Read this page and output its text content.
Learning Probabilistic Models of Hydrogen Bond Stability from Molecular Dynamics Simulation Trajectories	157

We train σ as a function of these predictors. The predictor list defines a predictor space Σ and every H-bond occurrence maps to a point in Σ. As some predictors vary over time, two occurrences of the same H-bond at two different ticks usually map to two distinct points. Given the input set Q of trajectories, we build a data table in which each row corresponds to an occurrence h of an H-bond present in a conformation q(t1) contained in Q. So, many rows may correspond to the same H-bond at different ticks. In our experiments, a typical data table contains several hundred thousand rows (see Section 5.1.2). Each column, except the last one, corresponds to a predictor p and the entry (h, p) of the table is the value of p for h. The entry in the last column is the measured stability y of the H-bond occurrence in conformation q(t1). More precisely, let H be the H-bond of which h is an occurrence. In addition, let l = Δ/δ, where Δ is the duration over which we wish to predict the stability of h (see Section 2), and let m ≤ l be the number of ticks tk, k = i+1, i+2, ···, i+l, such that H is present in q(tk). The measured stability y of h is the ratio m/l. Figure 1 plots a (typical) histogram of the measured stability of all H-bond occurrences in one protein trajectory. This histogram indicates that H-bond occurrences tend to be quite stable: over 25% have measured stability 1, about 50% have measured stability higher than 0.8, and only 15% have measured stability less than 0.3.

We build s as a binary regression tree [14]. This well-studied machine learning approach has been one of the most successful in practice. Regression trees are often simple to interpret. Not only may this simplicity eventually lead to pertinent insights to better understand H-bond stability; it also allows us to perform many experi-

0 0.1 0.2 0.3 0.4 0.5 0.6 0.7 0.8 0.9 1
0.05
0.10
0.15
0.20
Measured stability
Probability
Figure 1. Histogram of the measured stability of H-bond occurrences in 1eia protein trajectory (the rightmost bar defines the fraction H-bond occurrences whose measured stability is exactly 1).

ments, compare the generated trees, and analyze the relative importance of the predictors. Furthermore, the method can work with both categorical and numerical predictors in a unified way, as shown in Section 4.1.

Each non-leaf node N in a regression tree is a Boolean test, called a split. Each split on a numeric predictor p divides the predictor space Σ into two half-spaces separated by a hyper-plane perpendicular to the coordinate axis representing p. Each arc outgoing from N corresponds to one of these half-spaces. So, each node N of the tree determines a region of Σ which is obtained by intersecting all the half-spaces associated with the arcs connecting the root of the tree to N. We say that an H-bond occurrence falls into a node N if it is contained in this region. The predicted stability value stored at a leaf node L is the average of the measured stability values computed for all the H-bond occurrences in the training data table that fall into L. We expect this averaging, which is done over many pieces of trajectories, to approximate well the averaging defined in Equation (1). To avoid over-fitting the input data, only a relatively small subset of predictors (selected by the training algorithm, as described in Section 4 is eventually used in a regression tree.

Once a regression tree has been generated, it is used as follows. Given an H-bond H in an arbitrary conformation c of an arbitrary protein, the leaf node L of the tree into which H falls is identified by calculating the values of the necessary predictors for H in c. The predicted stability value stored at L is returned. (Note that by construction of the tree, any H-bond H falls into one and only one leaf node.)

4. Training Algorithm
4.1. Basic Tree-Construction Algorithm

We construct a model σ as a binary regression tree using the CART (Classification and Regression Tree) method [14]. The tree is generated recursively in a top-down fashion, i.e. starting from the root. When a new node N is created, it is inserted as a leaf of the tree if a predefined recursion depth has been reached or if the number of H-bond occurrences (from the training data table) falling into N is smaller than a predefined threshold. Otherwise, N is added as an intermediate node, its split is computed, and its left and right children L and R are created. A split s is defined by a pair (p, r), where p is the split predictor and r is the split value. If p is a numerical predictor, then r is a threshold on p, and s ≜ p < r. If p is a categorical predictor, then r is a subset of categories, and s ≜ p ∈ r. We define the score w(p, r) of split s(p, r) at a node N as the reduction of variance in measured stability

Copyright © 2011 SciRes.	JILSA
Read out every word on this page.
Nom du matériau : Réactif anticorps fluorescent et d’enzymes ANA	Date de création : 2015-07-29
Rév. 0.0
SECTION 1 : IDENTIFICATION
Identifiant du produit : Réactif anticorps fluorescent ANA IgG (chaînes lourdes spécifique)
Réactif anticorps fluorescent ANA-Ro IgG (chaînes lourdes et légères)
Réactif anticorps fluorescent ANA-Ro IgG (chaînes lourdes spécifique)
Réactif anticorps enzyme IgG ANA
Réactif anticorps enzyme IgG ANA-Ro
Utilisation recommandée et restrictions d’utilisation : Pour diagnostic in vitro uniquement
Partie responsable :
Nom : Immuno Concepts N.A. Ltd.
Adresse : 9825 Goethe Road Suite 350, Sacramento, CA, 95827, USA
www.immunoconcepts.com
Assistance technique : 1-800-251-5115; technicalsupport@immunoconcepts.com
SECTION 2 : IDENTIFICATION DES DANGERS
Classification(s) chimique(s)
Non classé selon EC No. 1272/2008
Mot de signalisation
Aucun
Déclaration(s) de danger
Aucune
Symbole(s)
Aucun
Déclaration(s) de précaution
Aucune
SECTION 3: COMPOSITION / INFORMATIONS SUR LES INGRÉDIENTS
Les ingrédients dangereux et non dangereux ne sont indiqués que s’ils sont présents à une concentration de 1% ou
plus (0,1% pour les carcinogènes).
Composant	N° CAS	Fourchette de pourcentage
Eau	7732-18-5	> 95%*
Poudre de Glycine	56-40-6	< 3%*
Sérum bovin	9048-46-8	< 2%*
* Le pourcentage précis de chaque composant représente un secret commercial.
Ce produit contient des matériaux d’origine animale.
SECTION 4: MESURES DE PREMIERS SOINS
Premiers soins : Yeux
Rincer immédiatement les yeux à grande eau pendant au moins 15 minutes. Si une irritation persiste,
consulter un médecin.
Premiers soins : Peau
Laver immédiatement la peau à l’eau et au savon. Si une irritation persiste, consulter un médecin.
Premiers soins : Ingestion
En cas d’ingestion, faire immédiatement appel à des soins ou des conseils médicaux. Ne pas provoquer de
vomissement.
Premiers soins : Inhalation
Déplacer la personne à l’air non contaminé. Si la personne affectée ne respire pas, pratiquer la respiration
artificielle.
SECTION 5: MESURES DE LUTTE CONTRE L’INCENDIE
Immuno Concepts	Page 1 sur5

• Exercise prompt:
Whatever appears in the lines above should be copied exactly.

• Expected answer:
Read this page and output its text content.
Learning Probabilistic Models of Hydrogen Bond Stability from Molecular Dynamics Simulation Trajectories	157

We train σ as a function of these predictors. The predictor list defines a predictor space Σ and every H-bond occurrence maps to a point in Σ. As some predictors vary over time, two occurrences of the same H-bond at two different ticks usually map to two distinct points. Given the input set Q of trajectories, we build a data table in which each row corresponds to an occurrence h of an H-bond present in a conformation q(t1) contained in Q. So, many rows may correspond to the same H-bond at different ticks. In our experiments, a typical data table contains several hundred thousand rows (see Section 5.1.2). Each column, except the last one, corresponds to a predictor p and the entry (h, p) of the table is the value of p for h. The entry in the last column is the measured stability y of the H-bond occurrence in conformation q(t1). More precisely, let H be the H-bond of which h is an occurrence. In addition, let l = Δ/δ, where Δ is the duration over which we wish to predict the stability of h (see Section 2), and let m ≤ l be the number of ticks tk, k = i+1, i+2, ···, i+l, such that H is present in q(tk). The measured stability y of h is the ratio m/l. Figure 1 plots a (typical) histogram of the measured stability of all H-bond occurrences in one protein trajectory. This histogram indicates that H-bond occurrences tend to be quite stable: over 25% have measured stability 1, about 50% have measured stability higher than 0.8, and only 15% have measured stability less than 0.3.

We build s as a binary regression tree [14]. This well-studied machine learning approach has been one of the most successful in practice. Regression trees are often simple to interpret. Not only may this simplicity eventually lead to pertinent insights to better understand H-bond stability; it also allows us to perform many experi-

0 0.1 0.2 0.3 0.4 0.5 0.6 0.7 0.8 0.9 1
0.05
0.10
0.15
0.20
Measured stability
Probability
Figure 1. Histogram of the measured stability of H-bond occurrences in 1eia protein trajectory (the rightmost bar defines the fraction H-bond occurrences whose measured stability is exactly 1).

ments, compare the generated trees, and analyze the relative importance of the predictors. Furthermore, the method can work with both categorical and numerical predictors in a unified way, as shown in Section 4.1.

Each non-leaf node N in a regression tree is a Boolean test, called a split. Each split on a numeric predictor p divides the predictor space Σ into two half-spaces separated by a hyper-plane perpendicular to the coordinate axis representing p. Each arc outgoing from N corresponds to one of these half-spaces. So, each node N of the tree determines a region of Σ which is obtained by intersecting all the half-spaces associated with the arcs connecting the root of the tree to N. We say that an H-bond occurrence falls into a node N if it is contained in this region. The predicted stability value stored at a leaf node L is the average of the measured stability values computed for all the H-bond occurrences in the training data table that fall into L. We expect this averaging, which is done over many pieces of trajectories, to approximate well the averaging defined in Equation (1). To avoid over-fitting the input data, only a relatively small subset of predictors (selected by the training algorithm, as described in Section 4 is eventually used in a regression tree.

Once a regression tree has been generated, it is used as follows. Given an H-bond H in an arbitrary conformation c of an arbitrary protein, the leaf node L of the tree into which H falls is identified by calculating the values of the necessary predictors for H in c. The predicted stability value stored at L is returned. (Note that by construction of the tree, any H-bond H falls into one and only one leaf node.)

4. Training Algorithm
4.1. Basic Tree-Construction Algorithm

We construct a model σ as a binary regression tree using the CART (Classification and Regression Tree) method [14]. The tree is generated recursively in a top-down fashion, i.e. starting from the root. When a new node N is created, it is inserted as a leaf of the tree if a predefined recursion depth has been reached or if the number of H-bond occurrences (from the training data table) falling into N is smaller than a predefined threshold. Otherwise, N is added as an intermediate node, its split is computed, and its left and right children L and R are created. A split s is defined by a pair (p, r), where p is the split predictor and r is the split value. If p is a numerical predictor, then r is a threshold on p, and s ≜ p < r. If p is a categorical predictor, then r is a subset of categories, and s ≜ p ∈ r. We define the score w(p, r) of split s(p, r) at a node N as the reduction of variance in measured stability

Copyright © 2011 SciRes.	JILSA
Read out every word on this page.
Nom du matériau : Réactif anticorps fluorescent et d’enzymes ANA	Date de création : 2015-07-29
Rév. 0.0
SECTION 1 : IDENTIFICATION
Identifiant du produit : Réactif anticorps fluorescent ANA IgG (chaînes lourdes spécifique)
Réactif anticorps fluorescent ANA-Ro IgG (chaînes lourdes et légères)
Réactif anticorps fluorescent ANA-Ro IgG (chaînes lourdes spécifique)
Réactif anticorps enzyme IgG ANA
Réactif anticorps enzyme IgG ANA-Ro
Utilisation recommandée et restrictions d’utilisation : Pour diagnostic in vitro uniquement
Partie responsable :
Nom : Immuno Concepts N.A. Ltd.
Adresse : 9825 Goethe Road Suite 350, Sacramento, CA, 95827, USA
www.immunoconcepts.com
Assistance technique : 1-800-251-5115; technicalsupport@immunoconcepts.com
SECTION 2 : IDENTIFICATION DES DANGERS
Classification(s) chimique(s)
Non classé selon EC No. 1272/2008
Mot de signalisation
Aucun
Déclaration(s) de danger
Aucune
Symbole(s)
Aucun
Déclaration(s) de précaution
Aucune
SECTION 3: COMPOSITION / INFORMATIONS SUR LES INGRÉDIENTS
Les ingrédients dangereux et non dangereux ne sont indiqués que s’ils sont présents à une concentration de 1% ou
plus (0,1% pour les carcinogènes).
Composant	N° CAS	Fourchette de pourcentage
Eau	7732-18-5	> 95%*
Poudre de Glycine	56-40-6	< 3%*
Sérum bovin	9048-46-8	< 2%*
* Le pourcentage précis de chaque composant représente un secret commercial.
Ce produit contient des matériaux d’origine animale.
SECTION 4: MESURES DE PREMIERS SOINS
Premiers soins : Yeux
Rincer immédiatement les yeux à grande eau pendant au moins 15 minutes. Si une irritation persiste,
consulter un médecin.
Premiers soins : Peau
Laver immédiatement la peau à l’eau et au savon. Si une irritation persiste, consulter un médecin.
Premiers soins : Ingestion
En cas d’ingestion, faire immédiatement appel à des soins ou des conseils médicaux. Ne pas provoquer de
vomissement.
Premiers soins : Inhalation
Déplacer la personne à l’air non contaminé. Si la personne affectée ne respire pas, pratiquer la respiration
artificielle.
SECTION 5: MESURES DE LUTTE CONTRE L’INCENDIE
Immuno Concepts	Page 1 sur5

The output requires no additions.